[Given task 1]
In the printf thread below, list every string literal that the question's code assigns to s.
[Given task 2]
According to the printf thread, what warning option does gcc report for the call printf(s)?
[Given task 3]
Carry on the printf thread after its final sentence.

[Given passage]
What is the underlying difference between printf(s) and printf("%s", s)?

Question

The question is plain and simple, s is a string, I suddenly got the idea to try to use printf(s) to see if it would work and I got a warning in one case and none in the other.

char* s = "abcdefghij\n";
printf(s);

// Warning raised with gcc -std=c11: 
// format not a string literal and no format arguments [-Wformat-security]

// On the other hand, if I use 

char* s = "abc %d efg\n";
printf(s, 99);

// I get no warning whatsoever, why is that?

// Update, I've tested this:
char* s = "random %d string\n";
printf(s, 99, 50);

// Results: no warning, output "random 99 string".

So what's the underlying difference between printf(s) and printf("%s", s) and why do I get a warning in just one case?

Answer 1

In the first case, the non-literal format string could perhaps come from user code or user-supplied (run-time) data, in which case it might contain %s or other conversion specifications, for which you've not passed the data. This can lead to all sorts of reading problems (and writing problems if the string includes %n — see printf() or your C library's manual pages).

In the second case, the format string controls the output and it doesn't matter whether any string to be printed contains conversion specifications or not (though the code shown prints an integer, not a string). The compiler (GCC or Clang is used in the question) assumes that because there are arguments after the (non-literal) format string, the programmer knows what they're up to.

The first is a 'format string' vulnerability. You can search for more information on the topic.

[Items listed in a dataset]
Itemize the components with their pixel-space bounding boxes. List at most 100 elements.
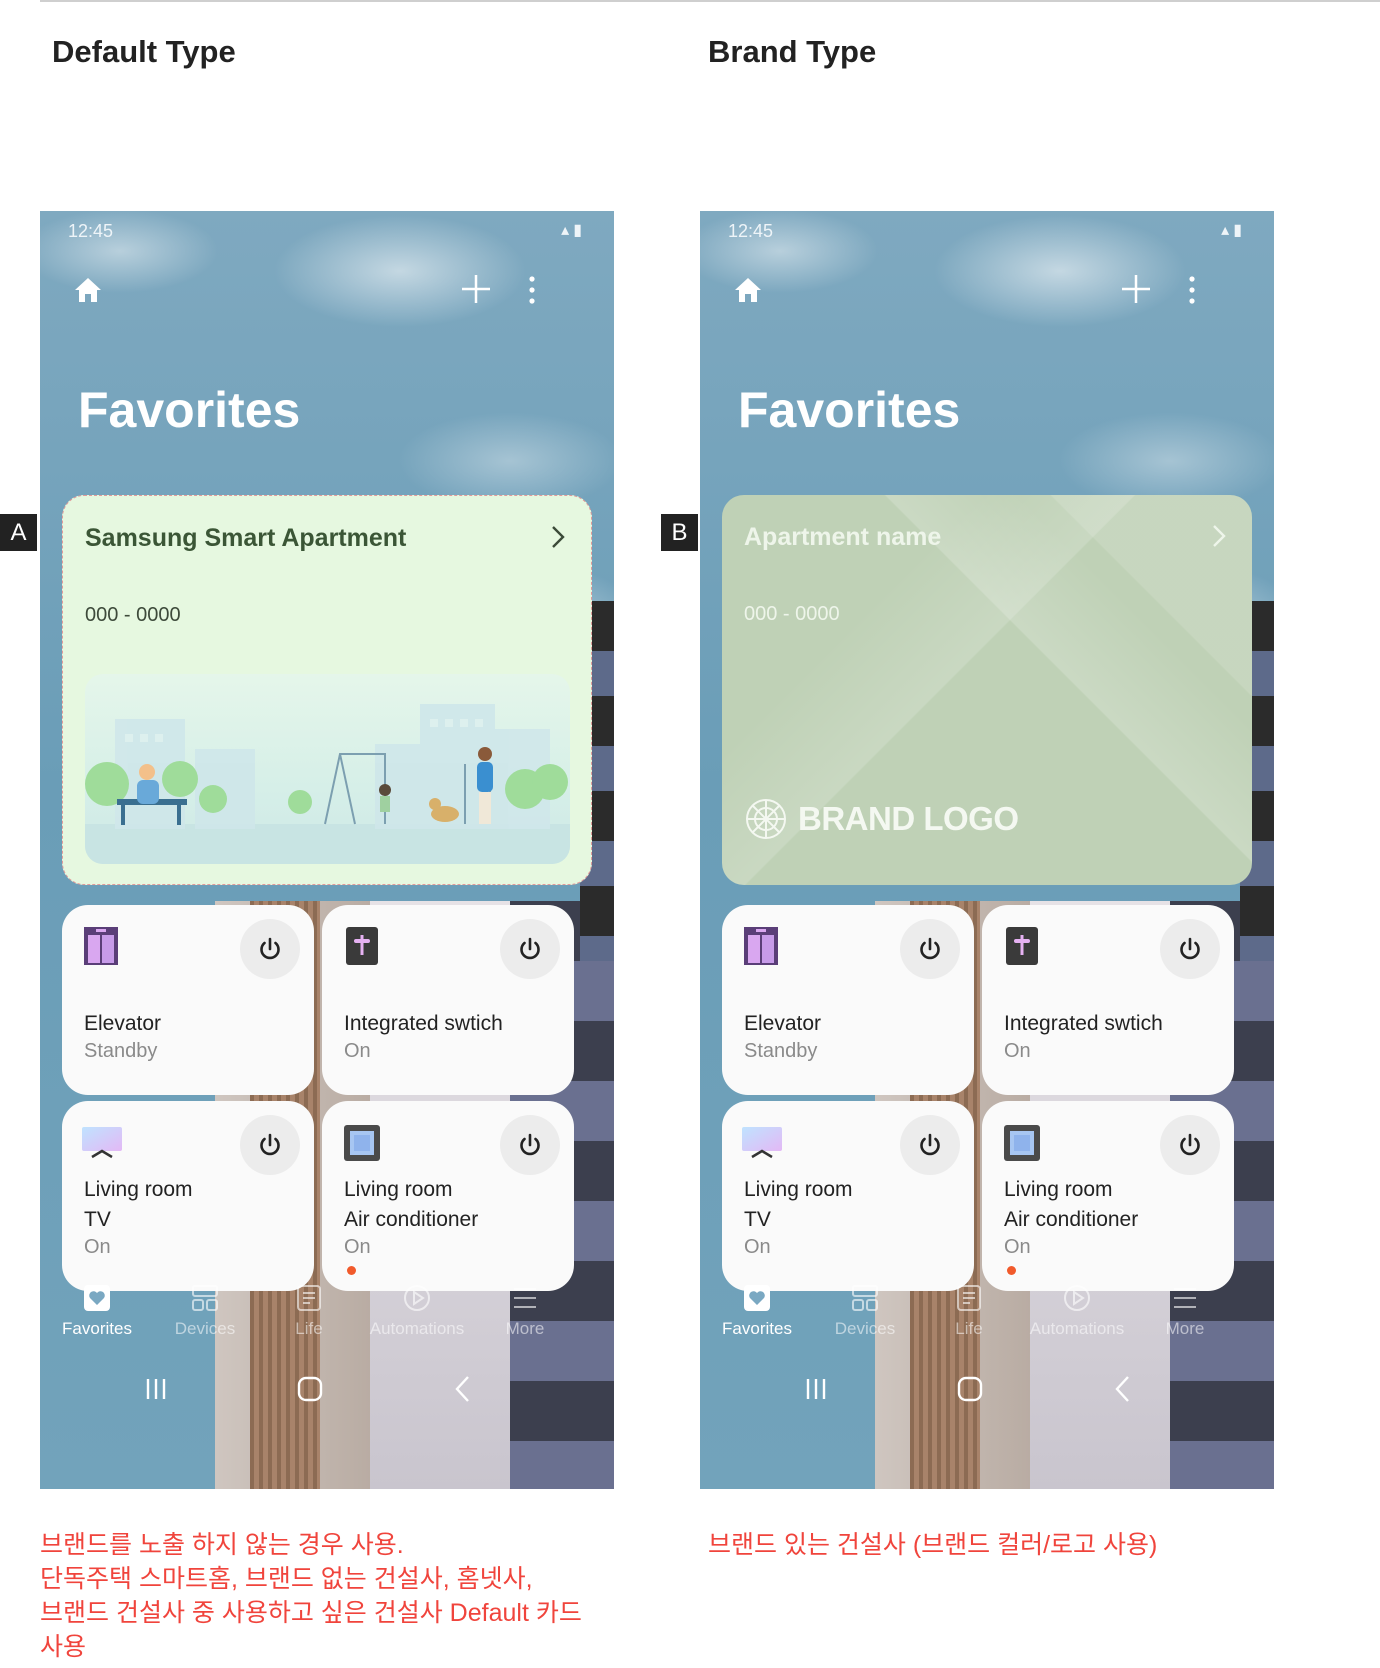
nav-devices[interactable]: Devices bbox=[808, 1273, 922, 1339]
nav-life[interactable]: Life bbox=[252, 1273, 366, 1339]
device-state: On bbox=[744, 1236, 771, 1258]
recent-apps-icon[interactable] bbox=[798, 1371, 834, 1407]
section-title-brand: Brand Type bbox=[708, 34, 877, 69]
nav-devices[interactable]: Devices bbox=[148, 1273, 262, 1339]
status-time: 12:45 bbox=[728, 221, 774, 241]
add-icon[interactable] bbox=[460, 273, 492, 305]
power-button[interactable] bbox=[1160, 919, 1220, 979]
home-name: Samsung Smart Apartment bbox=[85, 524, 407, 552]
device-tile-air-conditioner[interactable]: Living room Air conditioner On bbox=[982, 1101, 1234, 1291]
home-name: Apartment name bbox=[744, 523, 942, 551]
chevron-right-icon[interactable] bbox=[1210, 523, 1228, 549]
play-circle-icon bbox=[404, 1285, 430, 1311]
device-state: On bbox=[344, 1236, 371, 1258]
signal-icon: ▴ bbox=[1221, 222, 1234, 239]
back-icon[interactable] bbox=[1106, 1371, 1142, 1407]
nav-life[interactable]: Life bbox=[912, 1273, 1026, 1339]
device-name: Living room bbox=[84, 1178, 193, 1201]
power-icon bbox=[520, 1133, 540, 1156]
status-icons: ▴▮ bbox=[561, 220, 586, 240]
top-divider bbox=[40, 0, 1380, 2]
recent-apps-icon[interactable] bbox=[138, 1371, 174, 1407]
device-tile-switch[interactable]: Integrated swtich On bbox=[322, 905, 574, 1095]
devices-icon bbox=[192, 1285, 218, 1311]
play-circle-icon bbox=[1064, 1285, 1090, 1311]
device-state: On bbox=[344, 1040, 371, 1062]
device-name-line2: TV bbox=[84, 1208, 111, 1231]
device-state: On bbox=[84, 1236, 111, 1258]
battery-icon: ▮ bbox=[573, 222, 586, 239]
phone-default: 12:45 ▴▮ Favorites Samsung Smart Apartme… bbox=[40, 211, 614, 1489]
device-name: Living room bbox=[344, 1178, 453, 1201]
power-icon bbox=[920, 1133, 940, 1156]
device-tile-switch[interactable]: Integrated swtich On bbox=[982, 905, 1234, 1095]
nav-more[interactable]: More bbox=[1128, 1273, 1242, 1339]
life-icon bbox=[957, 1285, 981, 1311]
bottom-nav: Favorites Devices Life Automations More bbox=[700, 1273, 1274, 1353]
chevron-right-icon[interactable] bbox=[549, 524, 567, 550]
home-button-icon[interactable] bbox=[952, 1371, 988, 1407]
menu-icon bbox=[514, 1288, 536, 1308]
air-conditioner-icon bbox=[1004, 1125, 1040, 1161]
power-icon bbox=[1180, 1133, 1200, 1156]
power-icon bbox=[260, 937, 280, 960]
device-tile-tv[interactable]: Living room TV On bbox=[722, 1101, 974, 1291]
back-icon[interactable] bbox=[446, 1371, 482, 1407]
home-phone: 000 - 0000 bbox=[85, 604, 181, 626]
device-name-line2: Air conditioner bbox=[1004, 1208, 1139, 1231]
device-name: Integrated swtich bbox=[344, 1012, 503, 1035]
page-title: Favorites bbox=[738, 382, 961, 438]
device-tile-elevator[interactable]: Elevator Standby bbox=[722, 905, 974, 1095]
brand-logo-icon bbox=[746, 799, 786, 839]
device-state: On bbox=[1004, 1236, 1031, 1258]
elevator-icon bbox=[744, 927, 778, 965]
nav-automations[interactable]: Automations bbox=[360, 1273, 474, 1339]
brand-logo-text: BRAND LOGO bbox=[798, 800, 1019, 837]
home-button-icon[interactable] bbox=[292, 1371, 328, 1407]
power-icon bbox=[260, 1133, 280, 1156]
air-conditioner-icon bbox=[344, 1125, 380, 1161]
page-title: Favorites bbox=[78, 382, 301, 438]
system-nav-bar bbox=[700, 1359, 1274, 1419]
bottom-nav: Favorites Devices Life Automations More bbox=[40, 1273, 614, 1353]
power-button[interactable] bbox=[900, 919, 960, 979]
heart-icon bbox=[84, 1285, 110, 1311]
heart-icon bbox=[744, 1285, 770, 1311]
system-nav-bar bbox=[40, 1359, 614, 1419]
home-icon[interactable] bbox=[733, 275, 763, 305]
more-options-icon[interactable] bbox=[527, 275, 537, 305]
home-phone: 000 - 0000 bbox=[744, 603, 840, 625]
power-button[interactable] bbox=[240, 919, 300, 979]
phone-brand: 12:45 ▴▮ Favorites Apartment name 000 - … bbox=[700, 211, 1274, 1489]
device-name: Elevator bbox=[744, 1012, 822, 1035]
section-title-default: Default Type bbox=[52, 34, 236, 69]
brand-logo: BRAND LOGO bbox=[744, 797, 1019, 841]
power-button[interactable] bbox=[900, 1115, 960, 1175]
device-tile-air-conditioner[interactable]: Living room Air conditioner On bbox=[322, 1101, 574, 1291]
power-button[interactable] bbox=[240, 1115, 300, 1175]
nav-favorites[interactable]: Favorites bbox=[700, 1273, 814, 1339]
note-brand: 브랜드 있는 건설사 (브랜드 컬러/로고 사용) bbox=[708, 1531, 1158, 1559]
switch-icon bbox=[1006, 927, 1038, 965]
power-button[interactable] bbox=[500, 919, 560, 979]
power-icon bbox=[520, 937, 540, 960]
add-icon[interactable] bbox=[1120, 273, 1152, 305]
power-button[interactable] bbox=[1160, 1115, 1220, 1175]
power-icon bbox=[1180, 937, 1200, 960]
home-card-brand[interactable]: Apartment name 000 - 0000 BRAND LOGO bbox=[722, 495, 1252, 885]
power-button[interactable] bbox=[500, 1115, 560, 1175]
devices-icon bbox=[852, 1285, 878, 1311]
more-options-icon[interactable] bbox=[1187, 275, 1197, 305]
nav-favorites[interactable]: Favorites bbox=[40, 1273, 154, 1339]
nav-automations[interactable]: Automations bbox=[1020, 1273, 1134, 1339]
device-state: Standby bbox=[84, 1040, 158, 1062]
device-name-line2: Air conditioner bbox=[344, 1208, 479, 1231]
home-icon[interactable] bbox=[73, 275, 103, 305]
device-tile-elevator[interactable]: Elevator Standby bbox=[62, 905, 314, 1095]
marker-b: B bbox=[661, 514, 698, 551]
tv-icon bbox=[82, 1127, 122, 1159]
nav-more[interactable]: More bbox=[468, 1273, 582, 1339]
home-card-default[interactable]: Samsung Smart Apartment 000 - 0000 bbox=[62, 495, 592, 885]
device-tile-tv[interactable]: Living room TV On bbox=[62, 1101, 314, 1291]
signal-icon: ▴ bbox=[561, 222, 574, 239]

[Right answer 1]
"abcdefghij\n", "abc %d efg\n", "random %d string\n"

[Right answer 2]
-Wformat-security

[Right answer 3]
GCC knows that most times the single argument printf() with a non-literal format string is an invitation to trouble. You could use puts() or fputs() instead. It is sufficiently dangerous that GCC generates the warnings with the minimum of provocation.

The more general problem of a non-literal format string can also be problematic if you are not careful — but extremely useful assuming you are careful. You have to work harder to get GCC to complain: it requires both -Wformat and -Wformat-nonliteral to get the complaint.

From the comments:

So ignoring the warning, as if I really know what I am doing and there will be no errors, is one or another more efficient to use or are they the same? Considering both space and time.

Of your three printf() statements, given the tight context that the variable s is as assigned immediately above the call, there is no actual problem. But you could use puts(s) if you omitted the newline from the string or fputs(s, stdout) as it is and get the same result, without the overhead of printf() parsing the entire string to find out that it is all simple characters to be printed.

The second printf() statement is also safe as written; the format string matches the data passed. There is no significant difference between that and simply passing the format string as a literal — except that the compiler can do more checking if the format string is a literal. The run-time result is the same.

The third printf() passes more data arguments than the format string needs, but that is benign. It isn't ideal, though. Again, the compiler can check better if the format string is a literal, but the run-time effect is practically the same.

From the printf() specification linked to at the top:

Each of these functions converts, formats, and prints its arguments under control of the format. The format is a character string, beginning and ending in its initial shift state, if any. The format is composed of zero or more directives: ordinary characters, which are simply copied to the output stream, and conversion specifications, each of which shall result in the fetching of zero or more arguments. The results are undefined if there are insufficient arguments for the format. If the format is exhausted while arguments remain, the excess arguments shall be evaluated but are otherwise ignored.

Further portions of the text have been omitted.